Set of tasks »
**a)** Using the Warmun Art Centre text, explain in one to three sentences why the centre was established.
**b)** Repeat the portion of the Warmun Art Centre text starting at "Warmun artists are" and ending at "and contemporary life.".
##### Document passage
Warmun Art Centre is located 200 km south of Kunumurra in Western Australia. It was established in 1998 by founding members of the contemporary painting movement in Warmun who recognised the need for a community owned and controlled centre through which they could support, maintain and promote Gija art, language and culture. The centre is owned and governed by Gija people with 100% of income returning to the community.
Warmun artists are renowned for their use of natural ochre and pigments on canvas to represent traditional Ngarranggarni (Dreaming) stories and contemporary life.
Warmun art has a national and international reputation thanks to the leadership of highly successful elder Warmun artists like Rover Thomas and Queenie McKenzie, George Mung Mung and Paddy Jaminji.
Now internationally renowned painters Lena Nyadbi, Patrick Mung Mung, Mabel Juli, Shirley Purdie, Madigan Thomas, Gordon Barney, Phyllis Thomas, Churchill Cann and Betty Carrington lead the way for a group of more than sixty emerging and younger artists currently painting for the art centre.
##########
##### Data extract
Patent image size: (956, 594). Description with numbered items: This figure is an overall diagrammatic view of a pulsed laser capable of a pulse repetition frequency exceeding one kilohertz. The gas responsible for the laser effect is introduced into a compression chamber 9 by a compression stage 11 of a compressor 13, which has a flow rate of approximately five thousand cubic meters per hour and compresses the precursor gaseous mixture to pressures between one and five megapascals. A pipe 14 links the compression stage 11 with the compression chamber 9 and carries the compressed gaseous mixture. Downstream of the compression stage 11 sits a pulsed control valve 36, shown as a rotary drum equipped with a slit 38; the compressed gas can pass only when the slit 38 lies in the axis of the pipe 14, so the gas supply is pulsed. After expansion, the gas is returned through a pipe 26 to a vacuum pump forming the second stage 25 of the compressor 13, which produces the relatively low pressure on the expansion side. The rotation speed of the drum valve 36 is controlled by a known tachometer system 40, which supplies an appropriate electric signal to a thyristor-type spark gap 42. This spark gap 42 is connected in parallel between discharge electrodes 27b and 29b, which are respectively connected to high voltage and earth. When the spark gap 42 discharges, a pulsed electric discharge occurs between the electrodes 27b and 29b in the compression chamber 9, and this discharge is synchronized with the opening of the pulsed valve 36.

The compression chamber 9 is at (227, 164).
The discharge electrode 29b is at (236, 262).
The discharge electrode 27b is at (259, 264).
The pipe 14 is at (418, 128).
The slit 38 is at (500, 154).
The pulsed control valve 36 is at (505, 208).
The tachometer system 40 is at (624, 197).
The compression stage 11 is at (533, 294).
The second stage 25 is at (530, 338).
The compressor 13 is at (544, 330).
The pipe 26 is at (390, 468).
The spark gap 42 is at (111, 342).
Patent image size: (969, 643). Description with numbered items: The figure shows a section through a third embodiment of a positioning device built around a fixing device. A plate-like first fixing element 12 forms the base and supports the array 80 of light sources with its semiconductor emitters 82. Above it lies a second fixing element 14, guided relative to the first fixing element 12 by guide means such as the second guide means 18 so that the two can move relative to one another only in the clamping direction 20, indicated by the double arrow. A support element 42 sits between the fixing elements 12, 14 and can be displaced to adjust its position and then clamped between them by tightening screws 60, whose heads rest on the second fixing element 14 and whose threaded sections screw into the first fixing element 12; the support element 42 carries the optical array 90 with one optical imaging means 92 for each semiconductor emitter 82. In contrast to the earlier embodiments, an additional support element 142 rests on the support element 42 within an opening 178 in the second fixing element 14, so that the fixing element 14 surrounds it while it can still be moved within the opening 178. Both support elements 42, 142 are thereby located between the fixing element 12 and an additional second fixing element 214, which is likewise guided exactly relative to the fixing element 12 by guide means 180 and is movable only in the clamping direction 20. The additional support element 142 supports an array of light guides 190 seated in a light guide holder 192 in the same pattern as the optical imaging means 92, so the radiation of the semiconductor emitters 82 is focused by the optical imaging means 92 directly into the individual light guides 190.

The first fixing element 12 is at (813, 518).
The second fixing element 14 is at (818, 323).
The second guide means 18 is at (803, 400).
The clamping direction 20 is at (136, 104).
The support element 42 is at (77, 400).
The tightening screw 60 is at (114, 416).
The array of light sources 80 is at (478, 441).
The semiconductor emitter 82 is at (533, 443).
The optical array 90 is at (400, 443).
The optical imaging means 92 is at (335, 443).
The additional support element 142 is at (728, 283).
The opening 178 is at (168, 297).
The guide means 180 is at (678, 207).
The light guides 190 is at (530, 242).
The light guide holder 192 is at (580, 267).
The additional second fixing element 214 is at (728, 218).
##########
Solutions to the problems »
**a)** Founding members of the contemporary painting movement in Warmun recognized the need for a community owned and controlled centre. Through such a centre, they could support, maintain and promote Gija art, language and culture.

**b)**
Warmun artists are renowned for their use of natural ochre and pigments on canvas to represent traditional Ngarranggarni (Dreaming) stories and contemporary life.